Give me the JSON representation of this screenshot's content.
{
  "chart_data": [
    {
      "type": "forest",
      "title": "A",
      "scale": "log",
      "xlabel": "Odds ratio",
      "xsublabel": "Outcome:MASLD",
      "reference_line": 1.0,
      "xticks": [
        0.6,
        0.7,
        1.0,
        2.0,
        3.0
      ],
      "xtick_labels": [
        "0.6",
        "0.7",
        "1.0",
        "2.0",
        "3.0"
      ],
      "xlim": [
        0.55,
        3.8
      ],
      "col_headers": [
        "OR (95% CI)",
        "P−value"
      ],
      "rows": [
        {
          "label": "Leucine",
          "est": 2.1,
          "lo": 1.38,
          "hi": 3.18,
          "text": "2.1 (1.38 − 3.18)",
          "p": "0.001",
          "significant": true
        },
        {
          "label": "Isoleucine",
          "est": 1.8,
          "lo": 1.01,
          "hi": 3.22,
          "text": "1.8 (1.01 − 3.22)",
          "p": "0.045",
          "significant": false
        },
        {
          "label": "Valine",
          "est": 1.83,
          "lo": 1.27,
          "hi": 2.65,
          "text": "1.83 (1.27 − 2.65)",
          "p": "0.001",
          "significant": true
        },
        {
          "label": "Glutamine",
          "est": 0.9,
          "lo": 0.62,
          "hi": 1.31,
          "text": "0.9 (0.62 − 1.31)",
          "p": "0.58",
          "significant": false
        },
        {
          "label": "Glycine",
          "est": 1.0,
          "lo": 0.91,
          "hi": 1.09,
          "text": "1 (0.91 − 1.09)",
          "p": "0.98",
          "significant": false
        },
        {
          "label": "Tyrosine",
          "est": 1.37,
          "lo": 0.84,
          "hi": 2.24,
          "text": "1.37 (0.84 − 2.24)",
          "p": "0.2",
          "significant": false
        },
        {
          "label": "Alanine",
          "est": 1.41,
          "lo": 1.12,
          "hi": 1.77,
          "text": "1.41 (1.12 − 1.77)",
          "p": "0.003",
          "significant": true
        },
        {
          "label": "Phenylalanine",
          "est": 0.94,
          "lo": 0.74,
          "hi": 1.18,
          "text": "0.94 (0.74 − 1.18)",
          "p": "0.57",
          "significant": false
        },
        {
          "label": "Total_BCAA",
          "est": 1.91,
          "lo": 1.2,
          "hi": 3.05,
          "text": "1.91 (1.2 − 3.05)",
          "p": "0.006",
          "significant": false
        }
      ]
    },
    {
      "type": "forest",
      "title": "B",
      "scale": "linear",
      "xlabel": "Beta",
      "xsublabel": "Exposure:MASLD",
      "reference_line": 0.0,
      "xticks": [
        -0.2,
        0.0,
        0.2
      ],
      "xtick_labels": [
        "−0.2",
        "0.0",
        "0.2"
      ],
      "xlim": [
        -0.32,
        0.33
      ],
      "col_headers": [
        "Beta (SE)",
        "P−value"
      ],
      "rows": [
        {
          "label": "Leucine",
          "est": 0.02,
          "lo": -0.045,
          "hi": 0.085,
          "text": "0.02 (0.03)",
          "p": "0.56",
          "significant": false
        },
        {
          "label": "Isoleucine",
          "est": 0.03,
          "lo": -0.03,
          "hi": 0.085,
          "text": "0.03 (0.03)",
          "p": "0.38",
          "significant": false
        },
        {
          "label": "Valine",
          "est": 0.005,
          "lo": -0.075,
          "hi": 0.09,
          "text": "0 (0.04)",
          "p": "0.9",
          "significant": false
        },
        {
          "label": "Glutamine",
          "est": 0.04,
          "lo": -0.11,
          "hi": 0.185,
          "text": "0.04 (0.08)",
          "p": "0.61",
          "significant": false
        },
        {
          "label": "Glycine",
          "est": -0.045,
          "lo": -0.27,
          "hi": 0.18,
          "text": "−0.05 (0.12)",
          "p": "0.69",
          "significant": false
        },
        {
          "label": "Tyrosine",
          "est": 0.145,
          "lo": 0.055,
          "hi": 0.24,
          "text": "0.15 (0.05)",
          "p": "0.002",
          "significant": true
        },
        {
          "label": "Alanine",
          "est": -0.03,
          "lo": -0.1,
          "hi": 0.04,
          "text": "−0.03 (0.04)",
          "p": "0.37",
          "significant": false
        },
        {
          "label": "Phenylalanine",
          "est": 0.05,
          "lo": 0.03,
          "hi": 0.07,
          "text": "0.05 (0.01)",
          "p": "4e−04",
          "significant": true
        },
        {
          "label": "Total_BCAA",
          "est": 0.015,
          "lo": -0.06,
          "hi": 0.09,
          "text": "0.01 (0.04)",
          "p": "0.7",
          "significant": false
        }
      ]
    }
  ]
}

(Goal of the exercise):
How many lines in these entries hold the string "MASLD"? Answer with the number alone.

(The result):
2